# Set problem:
Output each entry verbatim and exclude every picture from it.

(Collected data entries)
— begin —
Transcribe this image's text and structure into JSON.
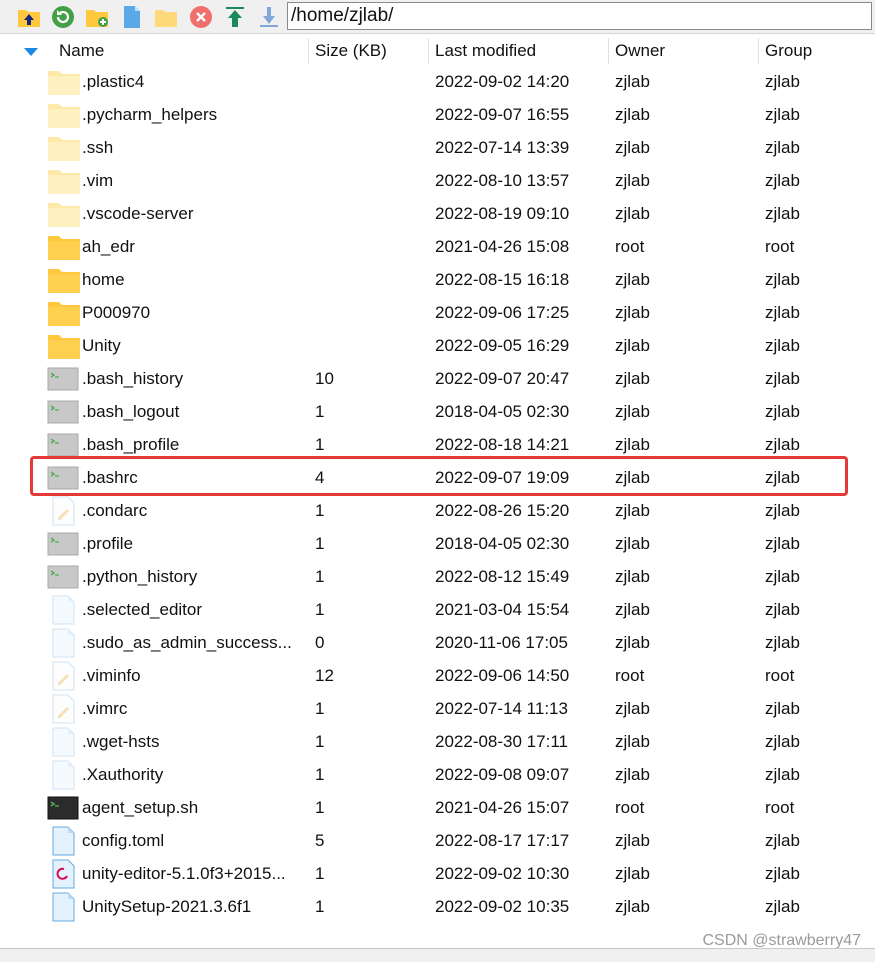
{
  "toolbar": {
    "buttons": [
      {
        "name": "parent-folder-button",
        "icon": "folder-up-icon"
      },
      {
        "name": "refresh-button",
        "icon": "refresh-icon"
      },
      {
        "name": "new-folder-button",
        "icon": "new-folder-icon"
      },
      {
        "name": "new-file-button",
        "icon": "new-file-icon"
      },
      {
        "name": "open-folder-button",
        "icon": "folder-icon"
      },
      {
        "name": "delete-button",
        "icon": "delete-icon"
      },
      {
        "name": "upload-button",
        "icon": "upload-icon"
      },
      {
        "name": "download-button",
        "icon": "download-icon"
      }
    ],
    "path": "/home/zjlab/"
  },
  "columns": {
    "name": "Name",
    "size": "Size (KB)",
    "modified": "Last modified",
    "owner": "Owner",
    "group": "Group"
  },
  "files": [
    {
      "name": ".plastic4",
      "size": "",
      "modified": "2022-09-02 14:20",
      "owner": "zjlab",
      "group": "zjlab",
      "type": "folder-hidden"
    },
    {
      "name": ".pycharm_helpers",
      "size": "",
      "modified": "2022-09-07 16:55",
      "owner": "zjlab",
      "group": "zjlab",
      "type": "folder-hidden"
    },
    {
      "name": ".ssh",
      "size": "",
      "modified": "2022-07-14 13:39",
      "owner": "zjlab",
      "group": "zjlab",
      "type": "folder-hidden"
    },
    {
      "name": ".vim",
      "size": "",
      "modified": "2022-08-10 13:57",
      "owner": "zjlab",
      "group": "zjlab",
      "type": "folder-hidden"
    },
    {
      "name": ".vscode-server",
      "size": "",
      "modified": "2022-08-19 09:10",
      "owner": "zjlab",
      "group": "zjlab",
      "type": "folder-hidden"
    },
    {
      "name": "ah_edr",
      "size": "",
      "modified": "2021-04-26 15:08",
      "owner": "root",
      "group": "root",
      "type": "folder"
    },
    {
      "name": "home",
      "size": "",
      "modified": "2022-08-15 16:18",
      "owner": "zjlab",
      "group": "zjlab",
      "type": "folder"
    },
    {
      "name": "P000970",
      "size": "",
      "modified": "2022-09-06 17:25",
      "owner": "zjlab",
      "group": "zjlab",
      "type": "folder"
    },
    {
      "name": "Unity",
      "size": "",
      "modified": "2022-09-05 16:29",
      "owner": "zjlab",
      "group": "zjlab",
      "type": "folder"
    },
    {
      "name": ".bash_history",
      "size": "10",
      "modified": "2022-09-07 20:47",
      "owner": "zjlab",
      "group": "zjlab",
      "type": "shell-hidden"
    },
    {
      "name": ".bash_logout",
      "size": "1",
      "modified": "2018-04-05 02:30",
      "owner": "zjlab",
      "group": "zjlab",
      "type": "shell-hidden"
    },
    {
      "name": ".bash_profile",
      "size": "1",
      "modified": "2022-08-18 14:21",
      "owner": "zjlab",
      "group": "zjlab",
      "type": "shell-hidden"
    },
    {
      "name": ".bashrc",
      "size": "4",
      "modified": "2022-09-07 19:09",
      "owner": "zjlab",
      "group": "zjlab",
      "type": "shell-hidden"
    },
    {
      "name": ".condarc",
      "size": "1",
      "modified": "2022-08-26 15:20",
      "owner": "zjlab",
      "group": "zjlab",
      "type": "text-hidden"
    },
    {
      "name": ".profile",
      "size": "1",
      "modified": "2018-04-05 02:30",
      "owner": "zjlab",
      "group": "zjlab",
      "type": "shell-hidden"
    },
    {
      "name": ".python_history",
      "size": "1",
      "modified": "2022-08-12 15:49",
      "owner": "zjlab",
      "group": "zjlab",
      "type": "shell-hidden"
    },
    {
      "name": ".selected_editor",
      "size": "1",
      "modified": "2021-03-04 15:54",
      "owner": "zjlab",
      "group": "zjlab",
      "type": "file-hidden"
    },
    {
      "name": ".sudo_as_admin_success...",
      "size": "0",
      "modified": "2020-11-06 17:05",
      "owner": "zjlab",
      "group": "zjlab",
      "type": "file-hidden"
    },
    {
      "name": ".viminfo",
      "size": "12",
      "modified": "2022-09-06 14:50",
      "owner": "root",
      "group": "root",
      "type": "text-hidden"
    },
    {
      "name": ".vimrc",
      "size": "1",
      "modified": "2022-07-14 11:13",
      "owner": "zjlab",
      "group": "zjlab",
      "type": "text-hidden"
    },
    {
      "name": ".wget-hsts",
      "size": "1",
      "modified": "2022-08-30 17:11",
      "owner": "zjlab",
      "group": "zjlab",
      "type": "file-hidden"
    },
    {
      "name": ".Xauthority",
      "size": "1",
      "modified": "2022-09-08 09:07",
      "owner": "zjlab",
      "group": "zjlab",
      "type": "file-hidden"
    },
    {
      "name": "agent_setup.sh",
      "size": "1",
      "modified": "2021-04-26 15:07",
      "owner": "root",
      "group": "root",
      "type": "shell"
    },
    {
      "name": "config.toml",
      "size": "5",
      "modified": "2022-08-17 17:17",
      "owner": "zjlab",
      "group": "zjlab",
      "type": "file"
    },
    {
      "name": "unity-editor-5.1.0f3+2015...",
      "size": "1",
      "modified": "2022-09-02 10:30",
      "owner": "zjlab",
      "group": "zjlab",
      "type": "debian"
    },
    {
      "name": "UnitySetup-2021.3.6f1",
      "size": "1",
      "modified": "2022-09-02 10:35",
      "owner": "zjlab",
      "group": "zjlab",
      "type": "file"
    }
  ],
  "highlighted_row": ".bashrc",
  "colors": {
    "folder": "#ffc83d",
    "folder_hidden": "#ffe9a8",
    "highlight": "#e53935",
    "sort_arrow": "#1e88e5"
  },
  "watermark": "CSDN @strawberry47"
}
— end —
# Answer to the problem:
Transcribe this image's text and structure into JSON.
{
  "toolbar": {
    "buttons": [
      {
        "name": "parent-folder-button",
        "icon": "folder-up-icon"
      },
      {
        "name": "refresh-button",
        "icon": "refresh-icon"
      },
      {
        "name": "new-folder-button",
        "icon": "new-folder-icon"
      },
      {
        "name": "new-file-button",
        "icon": "new-file-icon"
      },
      {
        "name": "open-folder-button",
        "icon": "folder-icon"
      },
      {
        "name": "delete-button",
        "icon": "delete-icon"
      },
      {
        "name": "upload-button",
        "icon": "upload-icon"
      },
      {
        "name": "download-button",
        "icon": "download-icon"
      }
    ],
    "path": "/home/zjlab/"
  },
  "columns": {
    "name": "Name",
    "size": "Size (KB)",
    "modified": "Last modified",
    "owner": "Owner",
    "group": "Group"
  },
  "files": [
    {
      "name": ".plastic4",
      "size": "",
      "modified": "2022-09-02 14:20",
      "owner": "zjlab",
      "group": "zjlab",
      "type": "folder-hidden"
    },
    {
      "name": ".pycharm_helpers",
      "size": "",
      "modified": "2022-09-07 16:55",
      "owner": "zjlab",
      "group": "zjlab",
      "type": "folder-hidden"
    },
    {
      "name": ".ssh",
      "size": "",
      "modified": "2022-07-14 13:39",
      "owner": "zjlab",
      "group": "zjlab",
      "type": "folder-hidden"
    },
    {
      "name": ".vim",
      "size": "",
      "modified": "2022-08-10 13:57",
      "owner": "zjlab",
      "group": "zjlab",
      "type": "folder-hidden"
    },
    {
      "name": ".vscode-server",
      "size": "",
      "modified": "2022-08-19 09:10",
      "owner": "zjlab",
      "group": "zjlab",
      "type": "folder-hidden"
    },
    {
      "name": "ah_edr",
      "size": "",
      "modified": "2021-04-26 15:08",
      "owner": "root",
      "group": "root",
      "type": "folder"
    },
    {
      "name": "home",
      "size": "",
      "modified": "2022-08-15 16:18",
      "owner": "zjlab",
      "group": "zjlab",
      "type": "folder"
    },
    {
      "name": "P000970",
      "size": "",
      "modified": "2022-09-06 17:25",
      "owner": "zjlab",
      "group": "zjlab",
      "type": "folder"
    },
    {
      "name": "Unity",
      "size": "",
      "modified": "2022-09-05 16:29",
      "owner": "zjlab",
      "group": "zjlab",
      "type": "folder"
    },
    {
      "name": ".bash_history",
      "size": "10",
      "modified": "2022-09-07 20:47",
      "owner": "zjlab",
      "group": "zjlab",
      "type": "shell-hidden"
    },
    {
      "name": ".bash_logout",
      "size": "1",
      "modified": "2018-04-05 02:30",
      "owner": "zjlab",
      "group": "zjlab",
      "type": "shell-hidden"
    },
    {
      "name": ".bash_profile",
      "size": "1",
      "modified": "2022-08-18 14:21",
      "owner": "zjlab",
      "group": "zjlab",
      "type": "shell-hidden"
    },
    {
      "name": ".bashrc",
      "size": "4",
      "modified": "2022-09-07 19:09",
      "owner": "zjlab",
      "group": "zjlab",
      "type": "shell-hidden"
    },
    {
      "name": ".condarc",
      "size": "1",
      "modified": "2022-08-26 15:20",
      "owner": "zjlab",
      "group": "zjlab",
      "type": "text-hidden"
    },
    {
      "name": ".profile",
      "size": "1",
      "modified": "2018-04-05 02:30",
      "owner": "zjlab",
      "group": "zjlab",
      "type": "shell-hidden"
    },
    {
      "name": ".python_history",
      "size": "1",
      "modified": "2022-08-12 15:49",
      "owner": "zjlab",
      "group": "zjlab",
      "type": "shell-hidden"
    },
    {
      "name": ".selected_editor",
      "size": "1",
      "modified": "2021-03-04 15:54",
      "owner": "zjlab",
      "group": "zjlab",
      "type": "file-hidden"
    },
    {
      "name": ".sudo_as_admin_success...",
      "size": "0",
      "modified": "2020-11-06 17:05",
      "owner": "zjlab",
      "group": "zjlab",
      "type": "file-hidden"
    },
    {
      "name": ".viminfo",
      "size": "12",
      "modified": "2022-09-06 14:50",
      "owner": "root",
      "group": "root",
      "type": "text-hidden"
    },
    {
      "name": ".vimrc",
      "size": "1",
      "modified": "2022-07-14 11:13",
      "owner": "zjlab",
      "group": "zjlab",
      "type": "text-hidden"
    },
    {
      "name": ".wget-hsts",
      "size": "1",
      "modified": "2022-08-30 17:11",
      "owner": "zjlab",
      "group": "zjlab",
      "type": "file-hidden"
    },
    {
      "name": ".Xauthority",
      "size": "1",
      "modified": "2022-09-08 09:07",
      "owner": "zjlab",
      "group": "zjlab",
      "type": "file-hidden"
    },
    {
      "name": "agent_setup.sh",
      "size": "1",
      "modified": "2021-04-26 15:07",
      "owner": "root",
      "group": "root",
      "type": "shell"
    },
    {
      "name": "config.toml",
      "size": "5",
      "modified": "2022-08-17 17:17",
      "owner": "zjlab",
      "group": "zjlab",
      "type": "file"
    },
    {
      "name": "unity-editor-5.1.0f3+2015...",
      "size": "1",
      "modified": "2022-09-02 10:30",
      "owner": "zjlab",
      "group": "zjlab",
      "type": "debian"
    },
    {
      "name": "UnitySetup-2021.3.6f1",
      "size": "1",
      "modified": "2022-09-02 10:35",
      "owner": "zjlab",
      "group": "zjlab",
      "type": "file"
    }
  ],
  "highlighted_row": ".bashrc",
  "colors": {
    "folder": "#ffc83d",
    "folder_hidden": "#ffe9a8",
    "highlight": "#e53935",
    "sort_arrow": "#1e88e5"
  },
  "watermark": "CSDN @strawberry47"
}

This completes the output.